For each line of the data below that holds "content", copy the line.

:: INFORMATION SHOWN

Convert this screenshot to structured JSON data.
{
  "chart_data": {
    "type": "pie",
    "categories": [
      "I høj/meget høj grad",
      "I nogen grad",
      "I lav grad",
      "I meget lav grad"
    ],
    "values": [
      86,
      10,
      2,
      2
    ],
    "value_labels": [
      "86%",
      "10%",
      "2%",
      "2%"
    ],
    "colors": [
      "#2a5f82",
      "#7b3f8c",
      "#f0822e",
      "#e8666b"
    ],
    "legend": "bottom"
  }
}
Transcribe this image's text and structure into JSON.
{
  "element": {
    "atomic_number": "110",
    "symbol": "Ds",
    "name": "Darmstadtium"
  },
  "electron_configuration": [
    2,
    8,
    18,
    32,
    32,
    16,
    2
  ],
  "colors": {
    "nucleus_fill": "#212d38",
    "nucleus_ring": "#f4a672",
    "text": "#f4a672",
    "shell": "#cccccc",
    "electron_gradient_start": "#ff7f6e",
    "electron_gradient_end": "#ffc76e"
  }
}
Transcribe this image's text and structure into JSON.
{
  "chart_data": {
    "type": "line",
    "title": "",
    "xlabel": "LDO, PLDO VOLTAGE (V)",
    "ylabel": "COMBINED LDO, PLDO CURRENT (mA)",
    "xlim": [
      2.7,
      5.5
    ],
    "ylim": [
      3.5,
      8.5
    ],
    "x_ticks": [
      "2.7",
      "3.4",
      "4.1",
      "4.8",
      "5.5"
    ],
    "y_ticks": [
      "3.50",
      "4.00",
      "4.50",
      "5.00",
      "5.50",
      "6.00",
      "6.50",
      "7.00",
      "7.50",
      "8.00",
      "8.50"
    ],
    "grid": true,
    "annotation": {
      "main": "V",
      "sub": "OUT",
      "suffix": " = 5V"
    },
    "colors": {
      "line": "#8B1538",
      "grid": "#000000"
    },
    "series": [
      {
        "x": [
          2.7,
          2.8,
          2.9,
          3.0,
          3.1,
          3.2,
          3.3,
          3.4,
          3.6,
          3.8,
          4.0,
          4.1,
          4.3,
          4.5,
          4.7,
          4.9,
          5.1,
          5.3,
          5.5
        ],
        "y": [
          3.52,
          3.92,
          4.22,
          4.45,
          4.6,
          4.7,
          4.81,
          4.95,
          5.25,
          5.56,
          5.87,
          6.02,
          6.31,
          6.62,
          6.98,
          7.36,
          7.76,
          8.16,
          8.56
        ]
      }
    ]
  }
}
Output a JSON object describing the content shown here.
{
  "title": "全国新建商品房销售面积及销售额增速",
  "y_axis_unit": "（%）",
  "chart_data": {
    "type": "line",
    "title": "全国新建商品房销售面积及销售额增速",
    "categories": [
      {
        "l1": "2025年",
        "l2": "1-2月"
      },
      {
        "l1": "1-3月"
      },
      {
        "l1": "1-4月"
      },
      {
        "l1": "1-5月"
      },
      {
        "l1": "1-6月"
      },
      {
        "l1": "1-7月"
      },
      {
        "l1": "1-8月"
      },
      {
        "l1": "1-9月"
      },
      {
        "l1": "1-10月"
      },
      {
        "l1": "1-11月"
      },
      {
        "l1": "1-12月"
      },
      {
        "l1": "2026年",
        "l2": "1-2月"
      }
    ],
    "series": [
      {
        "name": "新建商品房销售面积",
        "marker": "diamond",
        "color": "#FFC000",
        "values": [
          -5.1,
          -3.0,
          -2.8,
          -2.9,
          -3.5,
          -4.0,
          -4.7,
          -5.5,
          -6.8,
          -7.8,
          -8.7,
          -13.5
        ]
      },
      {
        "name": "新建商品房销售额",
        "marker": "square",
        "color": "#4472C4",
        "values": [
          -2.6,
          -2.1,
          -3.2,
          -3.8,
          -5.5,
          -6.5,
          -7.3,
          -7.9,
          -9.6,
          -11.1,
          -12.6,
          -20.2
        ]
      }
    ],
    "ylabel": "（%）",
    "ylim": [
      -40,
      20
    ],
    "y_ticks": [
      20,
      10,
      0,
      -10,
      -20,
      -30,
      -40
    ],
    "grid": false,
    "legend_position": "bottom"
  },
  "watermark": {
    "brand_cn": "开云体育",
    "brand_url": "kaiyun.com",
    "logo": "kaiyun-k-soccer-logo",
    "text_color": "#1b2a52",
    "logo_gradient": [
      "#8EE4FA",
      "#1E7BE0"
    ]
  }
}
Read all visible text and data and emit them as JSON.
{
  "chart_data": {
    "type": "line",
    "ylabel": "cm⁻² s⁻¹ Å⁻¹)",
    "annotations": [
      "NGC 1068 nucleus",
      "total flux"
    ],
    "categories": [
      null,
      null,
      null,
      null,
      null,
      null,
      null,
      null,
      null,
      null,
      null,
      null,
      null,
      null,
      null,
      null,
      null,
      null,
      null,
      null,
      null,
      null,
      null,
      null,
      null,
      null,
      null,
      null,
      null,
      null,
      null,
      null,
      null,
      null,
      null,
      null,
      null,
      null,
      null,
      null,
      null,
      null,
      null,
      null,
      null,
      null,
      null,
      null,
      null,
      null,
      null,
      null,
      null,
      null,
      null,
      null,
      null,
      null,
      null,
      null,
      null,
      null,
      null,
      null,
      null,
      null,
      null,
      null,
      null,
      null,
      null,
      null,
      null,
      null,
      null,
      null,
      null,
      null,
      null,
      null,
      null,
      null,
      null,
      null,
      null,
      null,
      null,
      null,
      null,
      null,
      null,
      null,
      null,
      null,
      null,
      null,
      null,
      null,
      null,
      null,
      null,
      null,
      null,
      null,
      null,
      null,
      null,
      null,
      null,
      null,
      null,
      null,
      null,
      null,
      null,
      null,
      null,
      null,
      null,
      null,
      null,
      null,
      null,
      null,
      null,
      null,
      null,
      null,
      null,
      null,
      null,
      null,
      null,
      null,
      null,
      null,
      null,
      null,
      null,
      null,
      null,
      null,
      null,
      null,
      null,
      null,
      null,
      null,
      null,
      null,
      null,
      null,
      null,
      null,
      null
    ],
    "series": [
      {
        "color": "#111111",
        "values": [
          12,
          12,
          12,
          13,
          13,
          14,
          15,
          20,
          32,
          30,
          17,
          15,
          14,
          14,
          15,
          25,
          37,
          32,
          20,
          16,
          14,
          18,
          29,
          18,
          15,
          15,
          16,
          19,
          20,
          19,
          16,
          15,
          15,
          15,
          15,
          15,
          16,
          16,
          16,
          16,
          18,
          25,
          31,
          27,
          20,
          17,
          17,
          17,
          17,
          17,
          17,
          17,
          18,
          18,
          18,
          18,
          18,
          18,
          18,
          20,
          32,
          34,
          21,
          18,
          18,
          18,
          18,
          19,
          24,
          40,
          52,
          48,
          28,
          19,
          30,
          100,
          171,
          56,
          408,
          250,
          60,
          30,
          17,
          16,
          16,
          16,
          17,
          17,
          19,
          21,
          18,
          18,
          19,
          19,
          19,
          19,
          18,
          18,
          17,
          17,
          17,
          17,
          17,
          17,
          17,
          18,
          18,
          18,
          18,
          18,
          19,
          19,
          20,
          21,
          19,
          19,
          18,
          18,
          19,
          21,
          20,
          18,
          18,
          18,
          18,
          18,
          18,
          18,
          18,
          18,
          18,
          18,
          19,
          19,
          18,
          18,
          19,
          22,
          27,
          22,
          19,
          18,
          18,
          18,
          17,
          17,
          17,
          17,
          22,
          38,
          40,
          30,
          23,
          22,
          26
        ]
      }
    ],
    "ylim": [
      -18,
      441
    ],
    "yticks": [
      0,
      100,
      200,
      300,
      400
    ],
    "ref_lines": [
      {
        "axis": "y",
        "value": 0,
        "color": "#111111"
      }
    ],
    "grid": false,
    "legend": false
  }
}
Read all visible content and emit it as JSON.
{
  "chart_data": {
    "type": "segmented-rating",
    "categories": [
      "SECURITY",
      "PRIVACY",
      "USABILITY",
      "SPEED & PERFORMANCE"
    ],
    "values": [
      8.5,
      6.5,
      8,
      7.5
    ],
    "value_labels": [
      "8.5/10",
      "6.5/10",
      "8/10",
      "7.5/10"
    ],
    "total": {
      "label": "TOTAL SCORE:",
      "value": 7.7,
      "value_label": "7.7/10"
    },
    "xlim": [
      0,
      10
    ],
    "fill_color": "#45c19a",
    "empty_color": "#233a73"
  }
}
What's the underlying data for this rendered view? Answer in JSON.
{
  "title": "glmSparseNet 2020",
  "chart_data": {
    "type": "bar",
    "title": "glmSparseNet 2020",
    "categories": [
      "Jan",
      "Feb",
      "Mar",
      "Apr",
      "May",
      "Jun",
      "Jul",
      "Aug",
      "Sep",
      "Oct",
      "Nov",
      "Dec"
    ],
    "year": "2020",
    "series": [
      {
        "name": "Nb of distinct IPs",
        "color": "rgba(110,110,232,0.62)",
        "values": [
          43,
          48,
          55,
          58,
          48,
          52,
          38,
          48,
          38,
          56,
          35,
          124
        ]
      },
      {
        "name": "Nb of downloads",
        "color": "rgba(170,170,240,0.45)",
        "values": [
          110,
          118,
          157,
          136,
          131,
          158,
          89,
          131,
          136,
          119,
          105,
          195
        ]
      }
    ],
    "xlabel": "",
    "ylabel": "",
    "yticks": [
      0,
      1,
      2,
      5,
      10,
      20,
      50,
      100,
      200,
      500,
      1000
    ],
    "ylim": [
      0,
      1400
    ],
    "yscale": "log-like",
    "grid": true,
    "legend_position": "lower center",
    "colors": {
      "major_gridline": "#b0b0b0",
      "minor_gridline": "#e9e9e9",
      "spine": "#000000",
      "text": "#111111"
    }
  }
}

::::

> RESULT FOR THIS EXERCISE
Output a JSON object describing the content shown here.
Read all visible content and emit it as JSON.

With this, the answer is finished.